**Task to complete**
Write out every entry exactly as given, but omit the pictures.

[Stored records]
________________________________________
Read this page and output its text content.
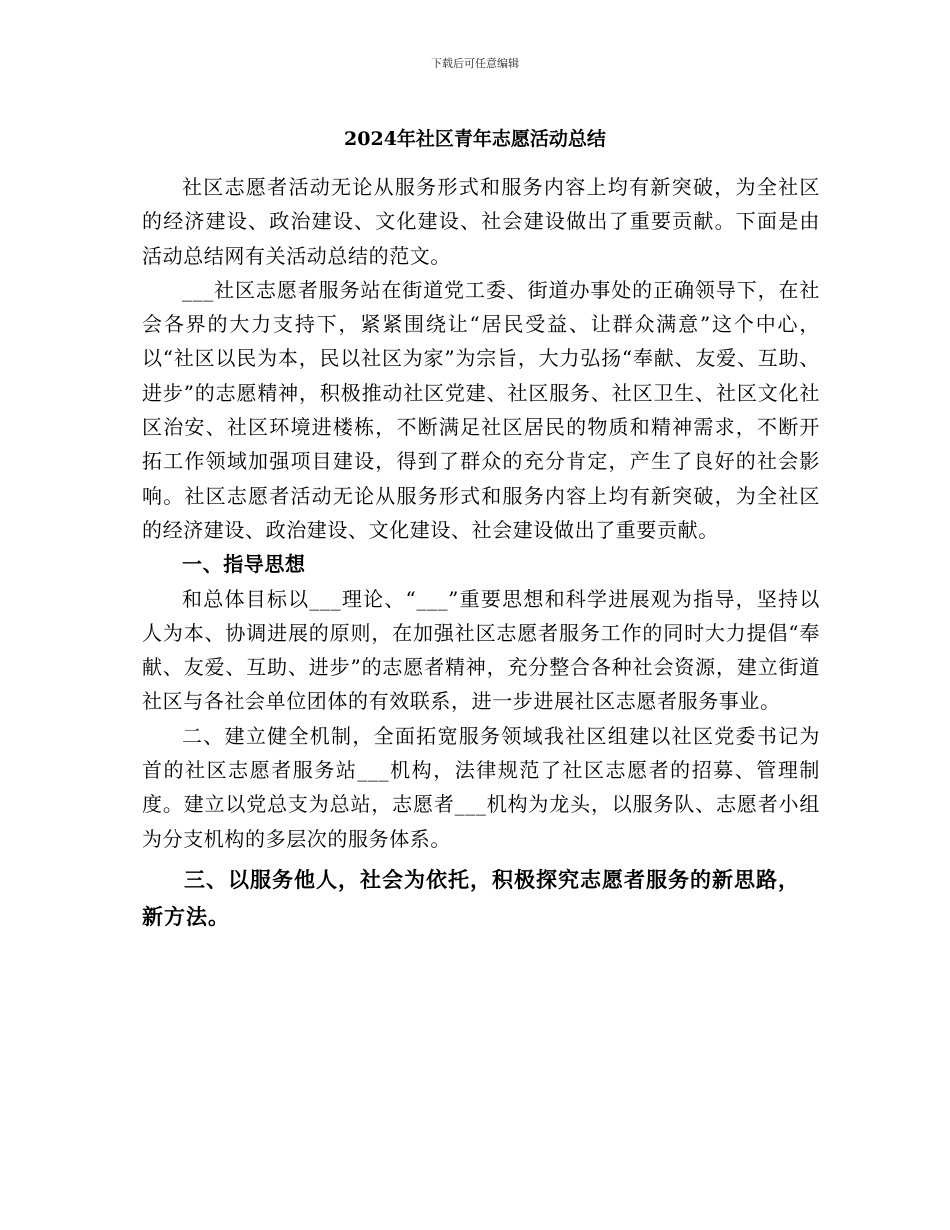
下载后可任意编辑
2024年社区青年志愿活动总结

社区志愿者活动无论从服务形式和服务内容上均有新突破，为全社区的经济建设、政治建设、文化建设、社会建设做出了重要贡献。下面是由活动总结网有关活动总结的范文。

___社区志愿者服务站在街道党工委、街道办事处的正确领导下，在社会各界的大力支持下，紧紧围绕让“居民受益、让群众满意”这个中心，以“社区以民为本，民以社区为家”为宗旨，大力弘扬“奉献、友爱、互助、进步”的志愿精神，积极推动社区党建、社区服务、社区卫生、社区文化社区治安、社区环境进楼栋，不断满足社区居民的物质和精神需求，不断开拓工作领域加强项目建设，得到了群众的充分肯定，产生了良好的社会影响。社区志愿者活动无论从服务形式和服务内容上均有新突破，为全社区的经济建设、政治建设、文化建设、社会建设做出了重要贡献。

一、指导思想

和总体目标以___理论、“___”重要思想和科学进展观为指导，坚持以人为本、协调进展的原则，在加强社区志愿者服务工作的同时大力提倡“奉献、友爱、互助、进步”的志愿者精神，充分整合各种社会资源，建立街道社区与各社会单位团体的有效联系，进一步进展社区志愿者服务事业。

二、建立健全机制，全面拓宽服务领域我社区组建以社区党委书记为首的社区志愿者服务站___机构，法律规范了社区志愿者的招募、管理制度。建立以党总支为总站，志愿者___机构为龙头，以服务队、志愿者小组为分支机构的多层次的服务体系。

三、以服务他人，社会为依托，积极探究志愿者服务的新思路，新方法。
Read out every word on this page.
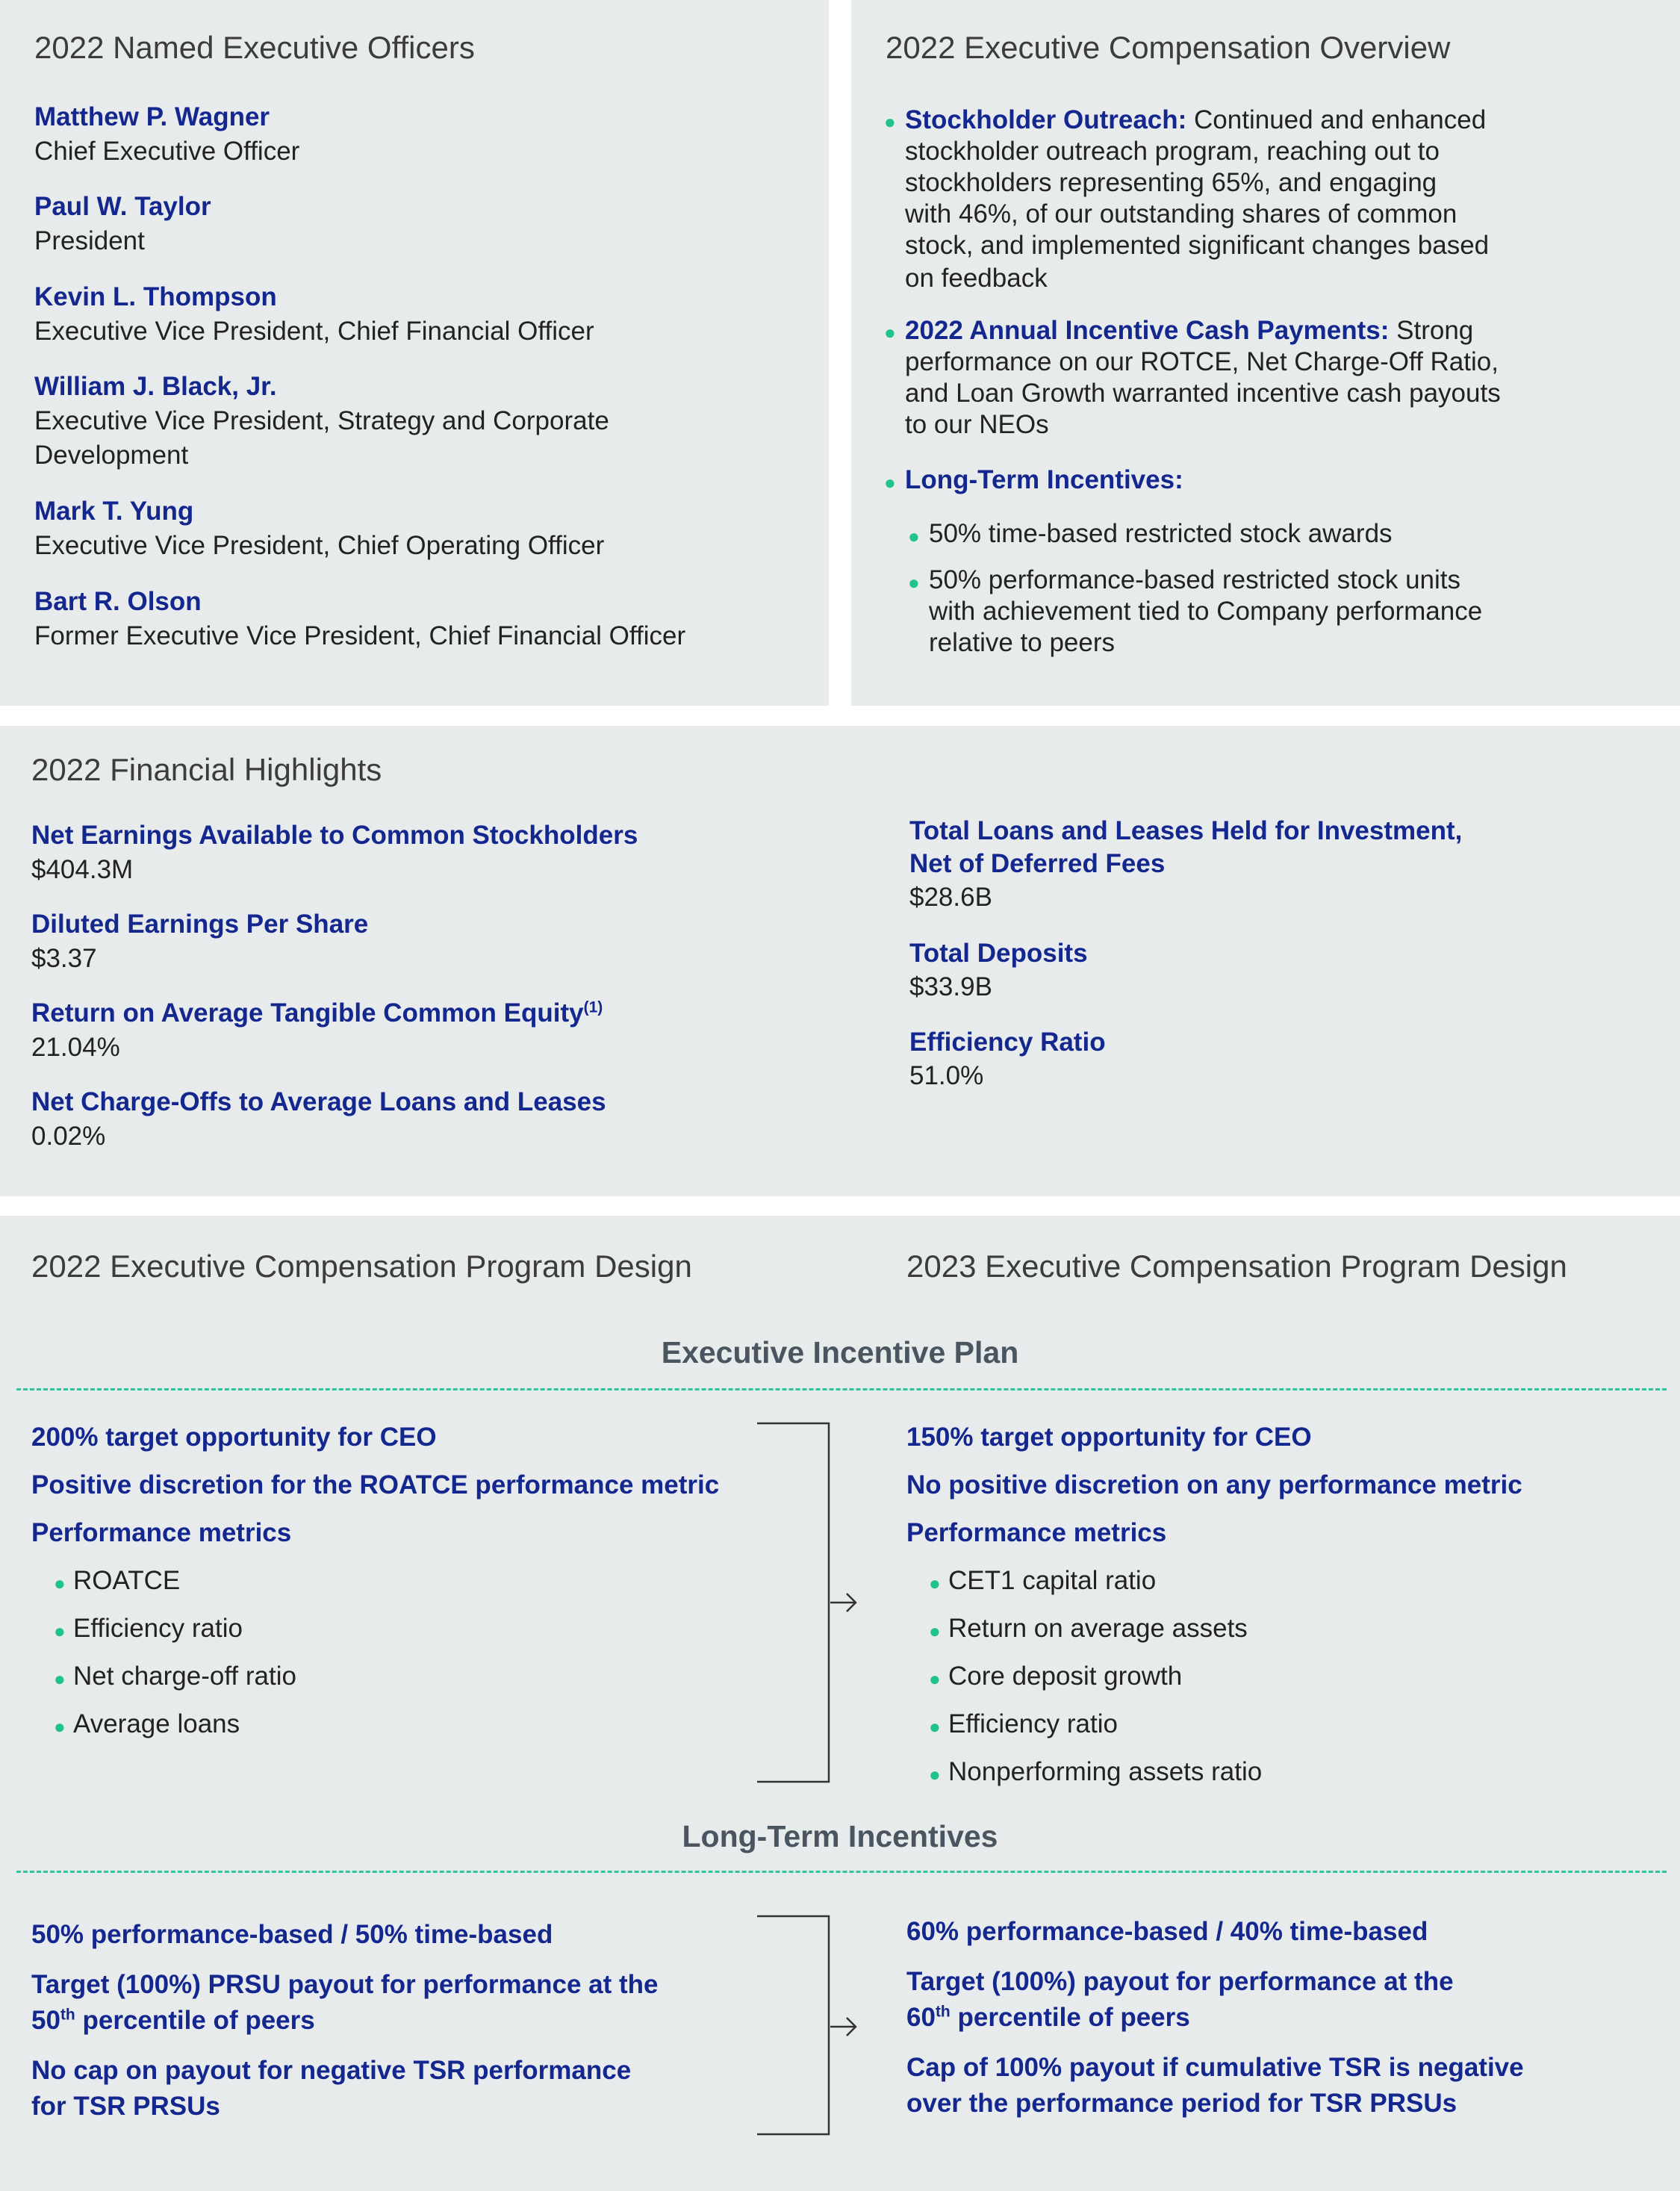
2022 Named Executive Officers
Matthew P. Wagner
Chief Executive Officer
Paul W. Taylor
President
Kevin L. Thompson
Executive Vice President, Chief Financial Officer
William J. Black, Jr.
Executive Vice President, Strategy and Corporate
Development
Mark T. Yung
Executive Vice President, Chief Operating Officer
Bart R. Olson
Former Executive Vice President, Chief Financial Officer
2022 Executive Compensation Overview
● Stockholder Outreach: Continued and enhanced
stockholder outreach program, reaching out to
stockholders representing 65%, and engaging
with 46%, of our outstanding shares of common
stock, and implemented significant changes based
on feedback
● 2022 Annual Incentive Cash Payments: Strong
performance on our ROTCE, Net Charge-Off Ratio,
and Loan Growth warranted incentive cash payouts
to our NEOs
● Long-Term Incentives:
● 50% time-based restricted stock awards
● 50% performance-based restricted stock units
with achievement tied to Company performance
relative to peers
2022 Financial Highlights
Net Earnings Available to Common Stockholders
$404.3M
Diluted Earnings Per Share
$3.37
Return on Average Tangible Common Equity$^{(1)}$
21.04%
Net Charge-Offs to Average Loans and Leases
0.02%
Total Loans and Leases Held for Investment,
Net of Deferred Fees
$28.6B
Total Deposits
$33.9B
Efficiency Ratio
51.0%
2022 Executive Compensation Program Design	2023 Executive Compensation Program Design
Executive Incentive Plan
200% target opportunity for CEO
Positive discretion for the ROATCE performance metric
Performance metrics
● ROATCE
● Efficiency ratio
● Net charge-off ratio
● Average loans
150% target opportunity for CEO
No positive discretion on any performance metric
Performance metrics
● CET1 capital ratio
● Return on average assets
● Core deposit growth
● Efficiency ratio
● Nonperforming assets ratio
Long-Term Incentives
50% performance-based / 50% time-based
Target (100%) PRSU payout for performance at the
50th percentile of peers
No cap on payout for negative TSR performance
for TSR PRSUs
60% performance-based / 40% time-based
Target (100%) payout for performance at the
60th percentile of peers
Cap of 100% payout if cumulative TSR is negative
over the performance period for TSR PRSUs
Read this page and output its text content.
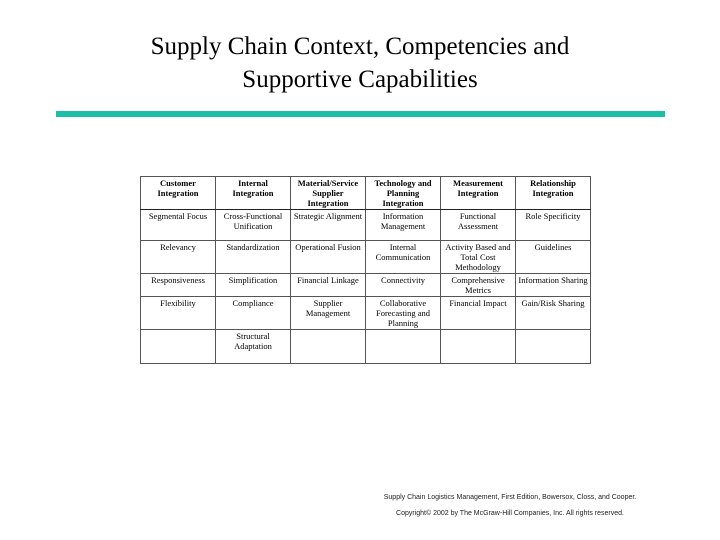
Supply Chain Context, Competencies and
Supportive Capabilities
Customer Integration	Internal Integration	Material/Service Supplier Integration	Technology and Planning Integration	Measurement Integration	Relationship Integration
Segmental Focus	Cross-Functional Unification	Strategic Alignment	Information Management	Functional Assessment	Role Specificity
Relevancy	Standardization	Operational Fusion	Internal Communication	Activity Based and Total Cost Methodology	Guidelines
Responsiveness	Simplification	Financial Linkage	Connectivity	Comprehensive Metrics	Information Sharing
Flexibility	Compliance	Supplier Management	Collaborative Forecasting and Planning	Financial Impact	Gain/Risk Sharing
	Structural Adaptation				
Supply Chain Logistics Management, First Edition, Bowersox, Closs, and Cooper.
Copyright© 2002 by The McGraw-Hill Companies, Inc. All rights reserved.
________________________________________
**Worked answer**
Read this page and output its text content.
下载后可任意编辑
2024年社区青年志愿活动总结

社区志愿者活动无论从服务形式和服务内容上均有新突破，为全社区的经济建设、政治建设、文化建设、社会建设做出了重要贡献。下面是由活动总结网有关活动总结的范文。

___社区志愿者服务站在街道党工委、街道办事处的正确领导下，在社会各界的大力支持下，紧紧围绕让“居民受益、让群众满意”这个中心，以“社区以民为本，民以社区为家”为宗旨，大力弘扬“奉献、友爱、互助、进步”的志愿精神，积极推动社区党建、社区服务、社区卫生、社区文化社区治安、社区环境进楼栋，不断满足社区居民的物质和精神需求，不断开拓工作领域加强项目建设，得到了群众的充分肯定，产生了良好的社会影响。社区志愿者活动无论从服务形式和服务内容上均有新突破，为全社区的经济建设、政治建设、文化建设、社会建设做出了重要贡献。

一、指导思想

和总体目标以___理论、“___”重要思想和科学进展观为指导，坚持以人为本、协调进展的原则，在加强社区志愿者服务工作的同时大力提倡“奉献、友爱、互助、进步”的志愿者精神，充分整合各种社会资源，建立街道社区与各社会单位团体的有效联系，进一步进展社区志愿者服务事业。

二、建立健全机制，全面拓宽服务领域我社区组建以社区党委书记为首的社区志愿者服务站___机构，法律规范了社区志愿者的招募、管理制度。建立以党总支为总站，志愿者___机构为龙头，以服务队、志愿者小组为分支机构的多层次的服务体系。

三、以服务他人，社会为依托，积极探究志愿者服务的新思路，新方法。
Read out every word on this page.
2022 Named Executive Officers
Matthew P. Wagner
Chief Executive Officer
Paul W. Taylor
President
Kevin L. Thompson
Executive Vice President, Chief Financial Officer
William J. Black, Jr.
Executive Vice President, Strategy and Corporate
Development
Mark T. Yung
Executive Vice President, Chief Operating Officer
Bart R. Olson
Former Executive Vice President, Chief Financial Officer
2022 Executive Compensation Overview
● Stockholder Outreach: Continued and enhanced
stockholder outreach program, reaching out to
stockholders representing 65%, and engaging
with 46%, of our outstanding shares of common
stock, and implemented significant changes based
on feedback
● 2022 Annual Incentive Cash Payments: Strong
performance on our ROTCE, Net Charge-Off Ratio,
and Loan Growth warranted incentive cash payouts
to our NEOs
● Long-Term Incentives:
● 50% time-based restricted stock awards
● 50% performance-based restricted stock units
with achievement tied to Company performance
relative to peers
2022 Financial Highlights
Net Earnings Available to Common Stockholders
$404.3M
Diluted Earnings Per Share
$3.37
Return on Average Tangible Common Equity$^{(1)}$
21.04%
Net Charge-Offs to Average Loans and Leases
0.02%
Total Loans and Leases Held for Investment,
Net of Deferred Fees
$28.6B
Total Deposits
$33.9B
Efficiency Ratio
51.0%
2022 Executive Compensation Program Design	2023 Executive Compensation Program Design
Executive Incentive Plan
200% target opportunity for CEO
Positive discretion for the ROATCE performance metric
Performance metrics
● ROATCE
● Efficiency ratio
● Net charge-off ratio
● Average loans
150% target opportunity for CEO
No positive discretion on any performance metric
Performance metrics
● CET1 capital ratio
● Return on average assets
● Core deposit growth
● Efficiency ratio
● Nonperforming assets ratio
Long-Term Incentives
50% performance-based / 50% time-based
Target (100%) PRSU payout for performance at the
50th percentile of peers
No cap on payout for negative TSR performance
for TSR PRSUs
60% performance-based / 40% time-based
Target (100%) payout for performance at the
60th percentile of peers
Cap of 100% payout if cumulative TSR is negative
over the performance period for TSR PRSUs
Read this page and output its text content.
Supply Chain Context, Competencies and
Supportive Capabilities
Customer Integration	Internal Integration	Material/Service Supplier Integration	Technology and Planning Integration	Measurement Integration	Relationship Integration
Segmental Focus	Cross-Functional Unification	Strategic Alignment	Information Management	Functional Assessment	Role Specificity
Relevancy	Standardization	Operational Fusion	Internal Communication	Activity Based and Total Cost Methodology	Guidelines
Responsiveness	Simplification	Financial Linkage	Connectivity	Comprehensive Metrics	Information Sharing
Flexibility	Compliance	Supplier Management	Collaborative Forecasting and Planning	Financial Impact	Gain/Risk Sharing
	Structural Adaptation				
Supply Chain Logistics Management, First Edition, Bowersox, Closs, and Cooper.
Copyright© 2002 by The McGraw-Hill Companies, Inc. All rights reserved.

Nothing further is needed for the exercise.